# START OF Material for the task

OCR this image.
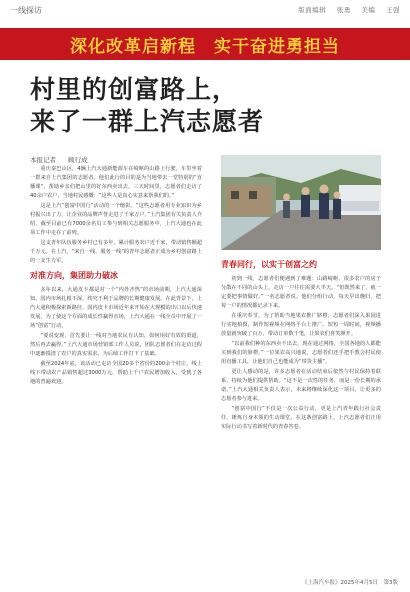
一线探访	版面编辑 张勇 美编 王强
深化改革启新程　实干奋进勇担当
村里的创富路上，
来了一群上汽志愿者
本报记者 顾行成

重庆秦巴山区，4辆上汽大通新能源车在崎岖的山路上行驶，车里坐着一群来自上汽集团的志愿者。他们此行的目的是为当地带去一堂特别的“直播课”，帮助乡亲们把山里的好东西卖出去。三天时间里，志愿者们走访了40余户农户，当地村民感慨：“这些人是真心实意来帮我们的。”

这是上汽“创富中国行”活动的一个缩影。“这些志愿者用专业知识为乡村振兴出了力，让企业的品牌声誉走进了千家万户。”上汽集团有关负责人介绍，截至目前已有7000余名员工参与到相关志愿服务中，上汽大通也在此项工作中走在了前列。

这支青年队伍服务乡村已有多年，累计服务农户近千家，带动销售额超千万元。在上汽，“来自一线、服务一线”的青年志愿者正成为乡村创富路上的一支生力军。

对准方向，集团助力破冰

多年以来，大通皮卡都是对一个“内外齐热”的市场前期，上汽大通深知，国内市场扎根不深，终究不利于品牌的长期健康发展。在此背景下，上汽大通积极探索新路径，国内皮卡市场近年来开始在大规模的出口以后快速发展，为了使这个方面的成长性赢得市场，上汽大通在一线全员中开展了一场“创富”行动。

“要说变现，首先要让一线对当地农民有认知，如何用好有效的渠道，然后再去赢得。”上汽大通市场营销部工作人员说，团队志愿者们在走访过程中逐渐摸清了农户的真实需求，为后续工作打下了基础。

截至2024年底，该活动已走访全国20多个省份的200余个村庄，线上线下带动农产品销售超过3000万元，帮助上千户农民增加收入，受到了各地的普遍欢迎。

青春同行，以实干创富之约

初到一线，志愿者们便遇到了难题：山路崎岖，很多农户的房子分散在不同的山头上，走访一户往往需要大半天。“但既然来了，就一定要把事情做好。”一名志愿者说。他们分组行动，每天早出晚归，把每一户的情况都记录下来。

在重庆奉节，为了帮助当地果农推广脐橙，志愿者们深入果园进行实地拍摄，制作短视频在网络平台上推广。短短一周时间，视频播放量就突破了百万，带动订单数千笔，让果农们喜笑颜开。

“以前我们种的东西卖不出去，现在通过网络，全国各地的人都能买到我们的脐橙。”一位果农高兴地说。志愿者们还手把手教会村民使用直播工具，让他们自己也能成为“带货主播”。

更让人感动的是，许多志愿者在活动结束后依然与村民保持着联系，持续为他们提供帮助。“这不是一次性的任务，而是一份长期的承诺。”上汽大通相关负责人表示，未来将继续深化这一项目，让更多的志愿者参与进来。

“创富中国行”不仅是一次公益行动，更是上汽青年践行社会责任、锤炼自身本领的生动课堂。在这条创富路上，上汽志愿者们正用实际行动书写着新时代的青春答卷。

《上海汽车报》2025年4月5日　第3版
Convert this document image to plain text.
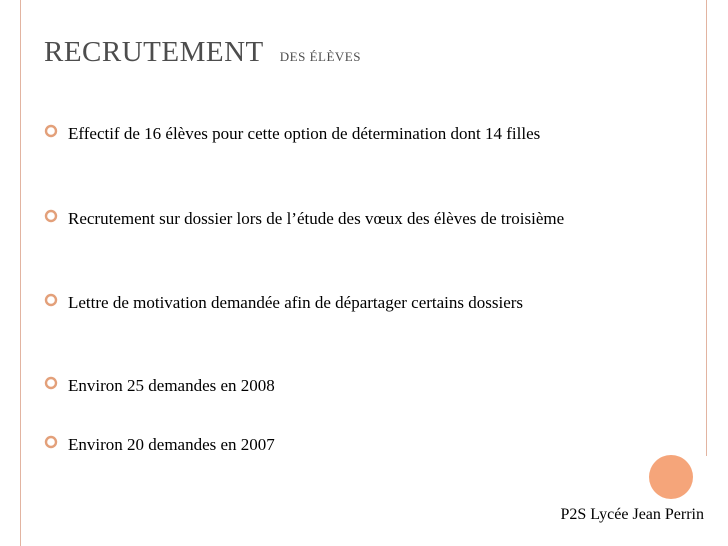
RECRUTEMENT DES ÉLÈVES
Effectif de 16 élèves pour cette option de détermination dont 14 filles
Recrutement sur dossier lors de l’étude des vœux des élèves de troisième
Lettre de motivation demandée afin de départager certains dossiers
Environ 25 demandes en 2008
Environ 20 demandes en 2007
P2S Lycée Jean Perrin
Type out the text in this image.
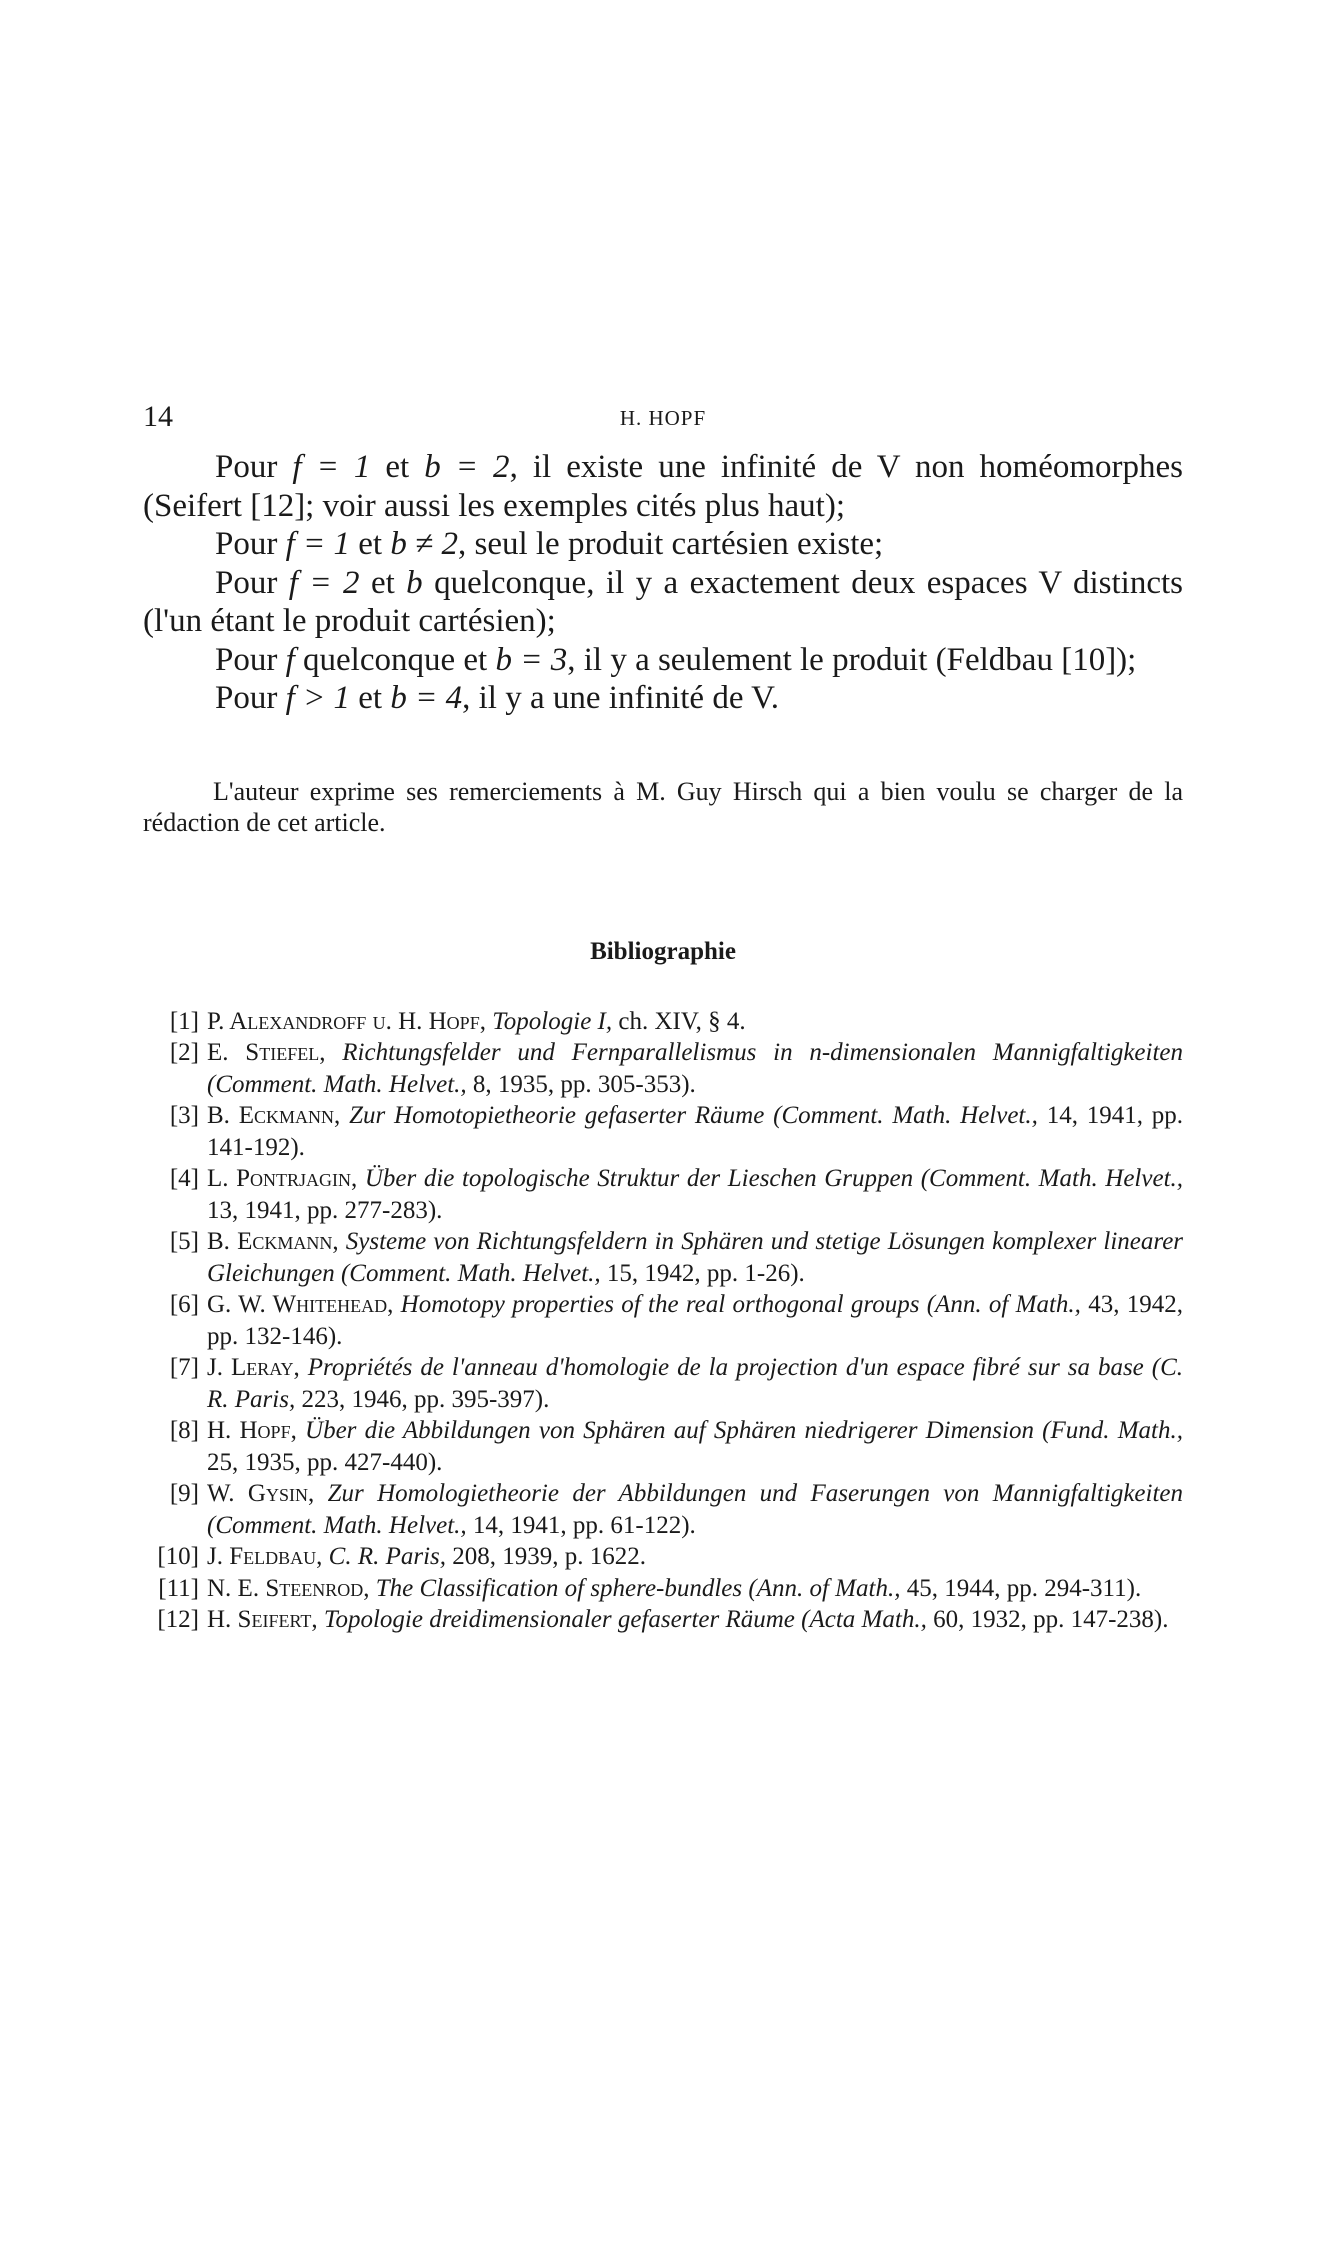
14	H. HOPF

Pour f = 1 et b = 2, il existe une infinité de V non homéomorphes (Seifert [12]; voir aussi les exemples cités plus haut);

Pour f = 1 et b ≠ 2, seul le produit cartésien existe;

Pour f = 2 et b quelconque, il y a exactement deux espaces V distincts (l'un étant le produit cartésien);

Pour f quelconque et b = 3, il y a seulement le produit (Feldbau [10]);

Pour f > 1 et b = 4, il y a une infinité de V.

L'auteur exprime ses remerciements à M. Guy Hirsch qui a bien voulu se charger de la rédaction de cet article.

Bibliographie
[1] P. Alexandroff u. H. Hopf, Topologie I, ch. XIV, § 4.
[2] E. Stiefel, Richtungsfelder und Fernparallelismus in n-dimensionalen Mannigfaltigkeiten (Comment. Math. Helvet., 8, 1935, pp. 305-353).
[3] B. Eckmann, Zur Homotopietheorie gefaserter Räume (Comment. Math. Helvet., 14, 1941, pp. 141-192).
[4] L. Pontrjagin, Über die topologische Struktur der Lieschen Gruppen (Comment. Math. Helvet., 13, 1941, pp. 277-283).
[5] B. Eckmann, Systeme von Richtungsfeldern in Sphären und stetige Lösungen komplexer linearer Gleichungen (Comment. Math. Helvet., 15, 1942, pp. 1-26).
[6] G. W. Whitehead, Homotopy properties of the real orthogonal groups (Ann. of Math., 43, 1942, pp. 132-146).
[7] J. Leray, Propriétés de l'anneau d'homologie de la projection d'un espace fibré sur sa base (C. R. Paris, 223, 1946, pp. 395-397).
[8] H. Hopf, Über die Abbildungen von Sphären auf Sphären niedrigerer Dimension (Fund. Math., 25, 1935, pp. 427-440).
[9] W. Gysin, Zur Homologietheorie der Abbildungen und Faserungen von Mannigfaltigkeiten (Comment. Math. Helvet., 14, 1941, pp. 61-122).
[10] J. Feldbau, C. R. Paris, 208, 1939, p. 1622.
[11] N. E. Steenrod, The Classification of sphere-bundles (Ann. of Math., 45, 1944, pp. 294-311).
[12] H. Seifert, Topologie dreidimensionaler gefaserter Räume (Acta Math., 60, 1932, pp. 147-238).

# END OF Material for the task
# START OF Material for the task

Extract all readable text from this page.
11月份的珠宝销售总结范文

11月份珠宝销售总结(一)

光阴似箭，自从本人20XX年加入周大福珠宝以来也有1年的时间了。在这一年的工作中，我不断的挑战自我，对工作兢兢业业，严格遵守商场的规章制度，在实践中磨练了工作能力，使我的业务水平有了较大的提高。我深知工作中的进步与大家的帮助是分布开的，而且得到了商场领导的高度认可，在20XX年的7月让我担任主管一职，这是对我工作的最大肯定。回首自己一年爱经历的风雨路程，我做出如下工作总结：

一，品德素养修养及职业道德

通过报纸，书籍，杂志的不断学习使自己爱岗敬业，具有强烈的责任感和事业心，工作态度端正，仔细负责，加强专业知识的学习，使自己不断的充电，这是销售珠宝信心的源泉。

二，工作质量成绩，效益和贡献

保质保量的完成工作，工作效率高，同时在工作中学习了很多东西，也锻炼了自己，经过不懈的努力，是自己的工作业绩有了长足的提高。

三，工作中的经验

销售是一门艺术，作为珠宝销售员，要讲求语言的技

# END OF Material for the task

=== Job ===
How many lines of these entries contain the string "创富中国行"? Reply with the number alone.

=== Complete answer ===
2